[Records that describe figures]
^^^^

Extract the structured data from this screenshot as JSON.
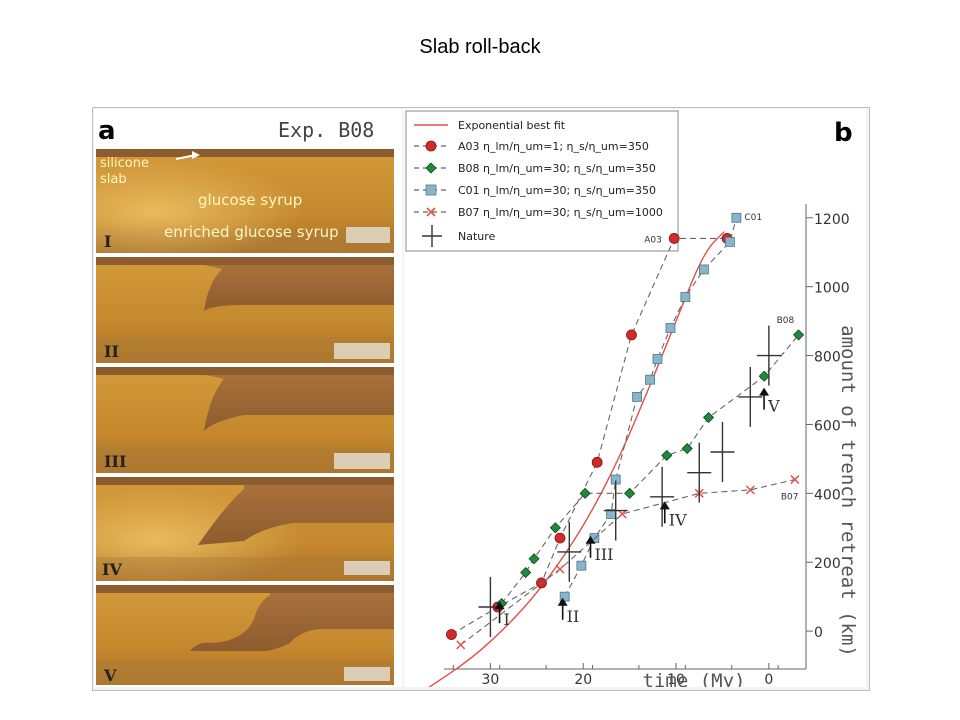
{
  "slide": {
    "title": "Slab roll-back"
  },
  "panel_a": {
    "letter": "a",
    "experiment": "Exp. B08",
    "labels": {
      "slab": "silicone slab",
      "slab_line1": "silicone",
      "slab_line2": "slab",
      "syrup": "glucose syrup",
      "enriched": "enriched glucose syrup"
    },
    "stages": [
      "I",
      "II",
      "III",
      "IV",
      "V"
    ]
  },
  "panel_b": {
    "letter": "b",
    "legend": [
      {
        "label": "Exponential best fit",
        "color": "#e0524a"
      },
      {
        "label": "A03 η_lm/η_um=1; η_s/η_um=350",
        "color": "#d42a26"
      },
      {
        "label": "B08 η_lm/η_um=30; η_s/η_um=350",
        "color": "#1e8a3a"
      },
      {
        "label": "C01 η_lm/η_um=30; η_s/η_um=350",
        "color": "#8ab4c8"
      },
      {
        "label": "B07 η_lm/η_um=30; η_s/η_um=1000",
        "color": "#e0524a"
      },
      {
        "label": "Nature",
        "color": "#333333"
      }
    ],
    "series_labels": {
      "a03": "A03",
      "b08": "B08",
      "c01": "C01",
      "b07": "B07"
    },
    "xlabel": "time (My)",
    "ylabel": "amount of trench retreat (km)"
  },
  "chart_data": {
    "type": "scatter",
    "title": "",
    "xlabel": "time (My)",
    "ylabel": "amount of trench retreat (km)",
    "x_ticks": [
      30,
      20,
      10,
      0
    ],
    "y_ticks": [
      0,
      200,
      400,
      600,
      800,
      1000,
      1200
    ],
    "xlim": [
      35,
      -4
    ],
    "ylim": [
      -110,
      1240
    ],
    "series": [
      {
        "name": "A03",
        "x": [
          34.2,
          29.2,
          24.5,
          22.5,
          18.5,
          14.8,
          10.2,
          4.5
        ],
        "y": [
          -10,
          70,
          140,
          270,
          490,
          860,
          1140,
          1140
        ]
      },
      {
        "name": "B08",
        "x": [
          28.8,
          26.2,
          25.3,
          23.0,
          19.8,
          15.0,
          11.0,
          8.8,
          6.5,
          0.5,
          -3.2
        ],
        "y": [
          80,
          170,
          210,
          300,
          400,
          400,
          510,
          530,
          620,
          740,
          860
        ]
      },
      {
        "name": "C01",
        "x": [
          22.0,
          20.2,
          18.8,
          17.0,
          16.5,
          14.2,
          12.8,
          12.0,
          10.6,
          9.0,
          7.0,
          4.2,
          3.5
        ],
        "y": [
          100,
          190,
          270,
          340,
          440,
          680,
          730,
          790,
          880,
          970,
          1050,
          1130,
          1200
        ]
      },
      {
        "name": "B07",
        "x": [
          33.2,
          22.5,
          15.8,
          7.5,
          2.0,
          -2.8
        ],
        "y": [
          -40,
          180,
          340,
          400,
          410,
          440
        ]
      },
      {
        "name": "Nature",
        "x": [
          30.0,
          21.5,
          16.5,
          11.5,
          7.5,
          5.0,
          2.0,
          0.0
        ],
        "y": [
          70,
          230,
          350,
          390,
          460,
          520,
          680,
          800
        ]
      }
    ],
    "fit": {
      "name": "Exponential best fit",
      "x": [
        37,
        32,
        28,
        25,
        22,
        19,
        16,
        13,
        10,
        7,
        4.8
      ],
      "y": [
        -170,
        -80,
        20,
        110,
        220,
        350,
        510,
        700,
        900,
        1100,
        1160
      ]
    },
    "arrows": [
      {
        "label": "I",
        "x": 28.8,
        "y": 110
      },
      {
        "label": "II",
        "x": 22.0,
        "y": 120
      },
      {
        "label": "III",
        "x": 19.0,
        "y": 300
      },
      {
        "label": "IV",
        "x": 11.0,
        "y": 400
      },
      {
        "label": "V",
        "x": 0.3,
        "y": 730
      }
    ]
  }
}
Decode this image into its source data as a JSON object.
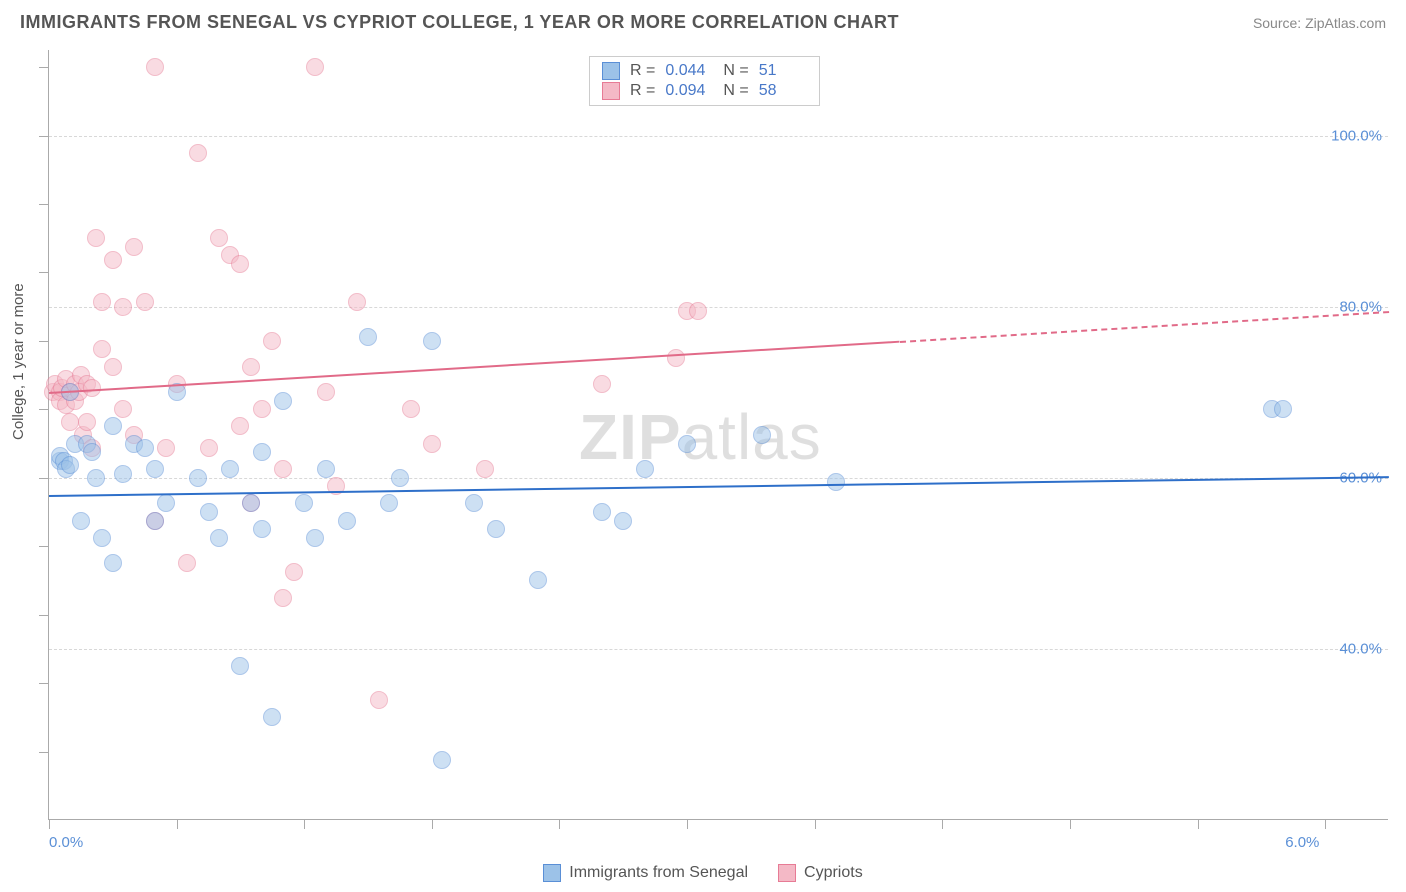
{
  "title": "IMMIGRANTS FROM SENEGAL VS CYPRIOT COLLEGE, 1 YEAR OR MORE CORRELATION CHART",
  "source": "Source: ZipAtlas.com",
  "yaxis_title": "College, 1 year or more",
  "watermark": "ZIPatlas",
  "chart": {
    "type": "scatter",
    "xlim": [
      0.0,
      6.3
    ],
    "ylim": [
      20.0,
      110.0
    ],
    "background_color": "#ffffff",
    "grid_color": "#d8d8d8",
    "axis_color": "#aaaaaa",
    "y_gridlines": [
      40.0,
      60.0,
      80.0,
      100.0
    ],
    "y_labels": [
      "40.0%",
      "60.0%",
      "80.0%",
      "100.0%"
    ],
    "x_ticks": [
      0.0,
      0.6,
      1.2,
      1.8,
      2.4,
      3.0,
      3.6,
      4.2,
      4.8,
      5.4,
      6.0
    ],
    "x_labels": {
      "0.0": "0.0%",
      "6.0": "6.0%"
    },
    "y_ticks": [
      28,
      36,
      44,
      52,
      60,
      68,
      76,
      84,
      92,
      100,
      108
    ],
    "marker_radius": 9,
    "marker_opacity": 0.5,
    "label_fontsize": 15,
    "label_color": "#5a8fd6"
  },
  "series": [
    {
      "name": "Immigrants from Senegal",
      "fill_color": "#9cc2e8",
      "stroke_color": "#5a8fd6",
      "line_color": "#2e6fc9",
      "R": "0.044",
      "N": "51",
      "trend": {
        "x1": 0.0,
        "y1": 58.0,
        "x2": 6.3,
        "y2": 60.2,
        "dash_from_x": 6.3
      },
      "points": [
        [
          0.05,
          62
        ],
        [
          0.05,
          62.5
        ],
        [
          0.07,
          62
        ],
        [
          0.08,
          61
        ],
        [
          0.1,
          61.5
        ],
        [
          0.1,
          70
        ],
        [
          0.12,
          64
        ],
        [
          0.15,
          55
        ],
        [
          0.18,
          64
        ],
        [
          0.2,
          63
        ],
        [
          0.22,
          60
        ],
        [
          0.25,
          53
        ],
        [
          0.3,
          66
        ],
        [
          0.3,
          50
        ],
        [
          0.35,
          60.5
        ],
        [
          0.4,
          64
        ],
        [
          0.45,
          63.5
        ],
        [
          0.5,
          55
        ],
        [
          0.5,
          61
        ],
        [
          0.55,
          57
        ],
        [
          0.6,
          70
        ],
        [
          0.7,
          60
        ],
        [
          0.75,
          56
        ],
        [
          0.8,
          53
        ],
        [
          0.85,
          61
        ],
        [
          0.9,
          38
        ],
        [
          0.95,
          57
        ],
        [
          1.0,
          54
        ],
        [
          1.0,
          63
        ],
        [
          1.05,
          32
        ],
        [
          1.1,
          69
        ],
        [
          1.2,
          57
        ],
        [
          1.25,
          53
        ],
        [
          1.3,
          61
        ],
        [
          1.4,
          55
        ],
        [
          1.5,
          76.5
        ],
        [
          1.6,
          57
        ],
        [
          1.65,
          60
        ],
        [
          1.8,
          76
        ],
        [
          1.85,
          27
        ],
        [
          2.0,
          57
        ],
        [
          2.1,
          54
        ],
        [
          2.3,
          48
        ],
        [
          2.6,
          56
        ],
        [
          2.7,
          55
        ],
        [
          2.8,
          61
        ],
        [
          3.0,
          64
        ],
        [
          3.35,
          65
        ],
        [
          3.7,
          59.5
        ],
        [
          5.75,
          68
        ],
        [
          5.8,
          68
        ]
      ]
    },
    {
      "name": "Cypriots",
      "fill_color": "#f4b9c6",
      "stroke_color": "#e77b95",
      "line_color": "#e16a88",
      "R": "0.094",
      "N": "58",
      "trend": {
        "x1": 0.0,
        "y1": 70.0,
        "x2": 4.0,
        "y2": 76.0,
        "dash_from_x": 4.0,
        "dash_to_x": 6.3,
        "dash_to_y": 79.5
      },
      "points": [
        [
          0.02,
          70
        ],
        [
          0.03,
          71
        ],
        [
          0.05,
          70
        ],
        [
          0.05,
          69
        ],
        [
          0.06,
          70.5
        ],
        [
          0.08,
          71.5
        ],
        [
          0.08,
          68.5
        ],
        [
          0.1,
          70
        ],
        [
          0.1,
          66.5
        ],
        [
          0.12,
          71
        ],
        [
          0.12,
          69
        ],
        [
          0.14,
          70
        ],
        [
          0.15,
          72
        ],
        [
          0.16,
          65
        ],
        [
          0.18,
          71
        ],
        [
          0.18,
          66.5
        ],
        [
          0.2,
          70.5
        ],
        [
          0.2,
          63.5
        ],
        [
          0.22,
          88
        ],
        [
          0.25,
          75
        ],
        [
          0.25,
          80.5
        ],
        [
          0.3,
          73
        ],
        [
          0.3,
          85.5
        ],
        [
          0.35,
          80
        ],
        [
          0.35,
          68
        ],
        [
          0.4,
          65
        ],
        [
          0.4,
          87
        ],
        [
          0.45,
          80.5
        ],
        [
          0.5,
          108
        ],
        [
          0.5,
          55
        ],
        [
          0.55,
          63.5
        ],
        [
          0.6,
          71
        ],
        [
          0.65,
          50
        ],
        [
          0.7,
          98
        ],
        [
          0.75,
          63.5
        ],
        [
          0.8,
          88
        ],
        [
          0.85,
          86
        ],
        [
          0.9,
          66
        ],
        [
          0.9,
          85
        ],
        [
          0.95,
          57
        ],
        [
          0.95,
          73
        ],
        [
          1.0,
          68
        ],
        [
          1.05,
          76
        ],
        [
          1.1,
          46
        ],
        [
          1.1,
          61
        ],
        [
          1.15,
          49
        ],
        [
          1.25,
          108
        ],
        [
          1.3,
          70
        ],
        [
          1.35,
          59
        ],
        [
          1.45,
          80.5
        ],
        [
          1.55,
          34
        ],
        [
          1.7,
          68
        ],
        [
          1.8,
          64
        ],
        [
          2.05,
          61
        ],
        [
          2.6,
          71
        ],
        [
          2.95,
          74
        ],
        [
          3.0,
          79.5
        ],
        [
          3.05,
          79.5
        ]
      ]
    }
  ],
  "stats_box": {
    "rows": [
      {
        "swatch_fill": "#9cc2e8",
        "swatch_stroke": "#5a8fd6",
        "r_label": "R =",
        "r_val": "0.044",
        "n_label": "N =",
        "n_val": "51"
      },
      {
        "swatch_fill": "#f4b9c6",
        "swatch_stroke": "#e77b95",
        "r_label": "R =",
        "r_val": "0.094",
        "n_label": "N =",
        "n_val": "58"
      }
    ]
  },
  "bottom_legend": [
    {
      "swatch_fill": "#9cc2e8",
      "swatch_stroke": "#5a8fd6",
      "label": "Immigrants from Senegal"
    },
    {
      "swatch_fill": "#f4b9c6",
      "swatch_stroke": "#e77b95",
      "label": "Cypriots"
    }
  ]
}
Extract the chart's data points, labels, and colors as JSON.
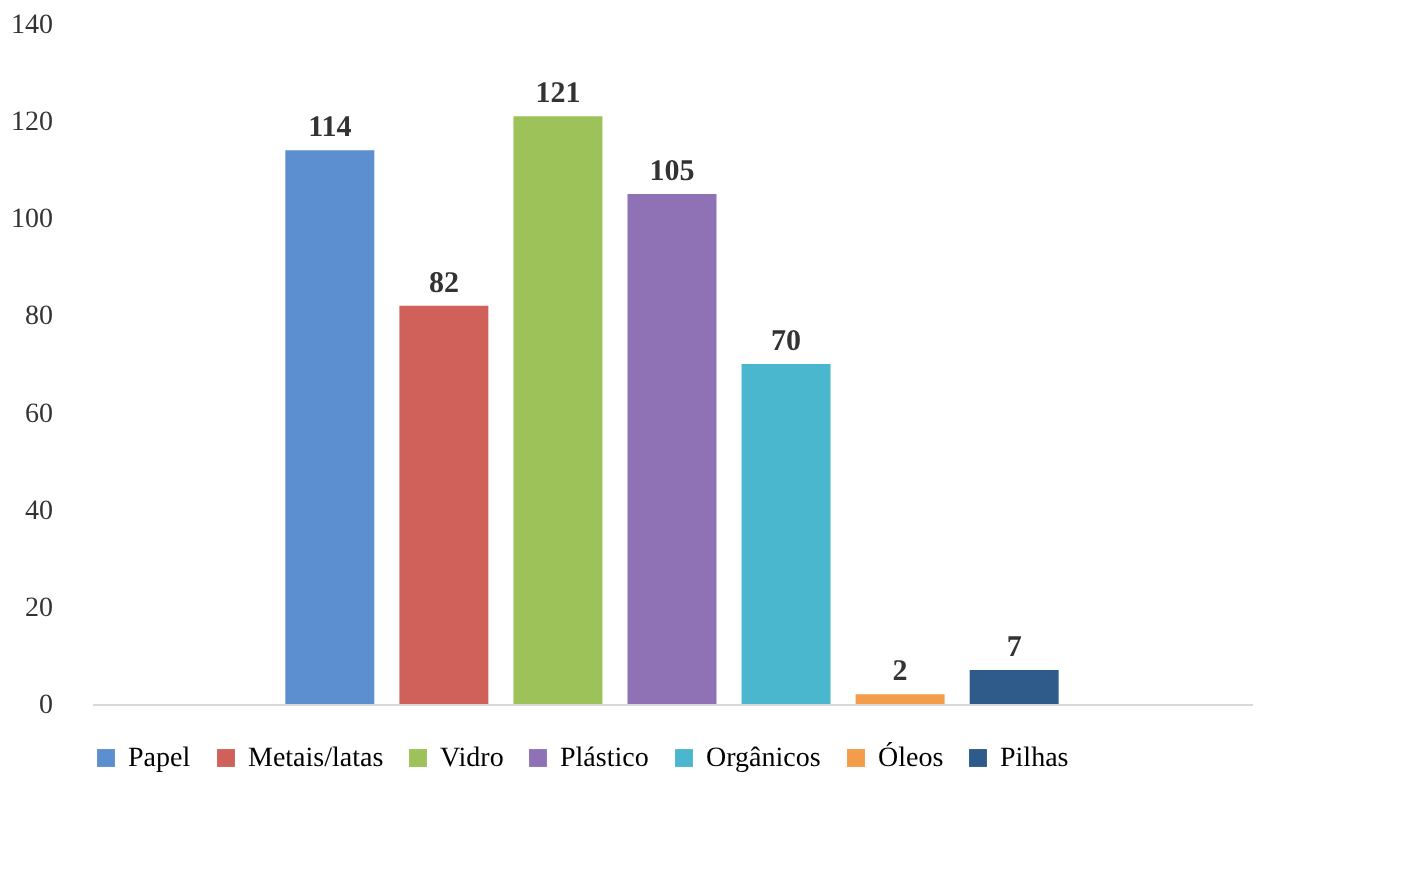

^^^^

[Instructions for the task]: Locate all lines that include the word "JSON" and copy them out.

[Exercise result]:
Extract the structured data from this screenshot as JSON.
Decode this image into its source data as a JSON object.
Extract the chart's data points, labels, and colors as JSON.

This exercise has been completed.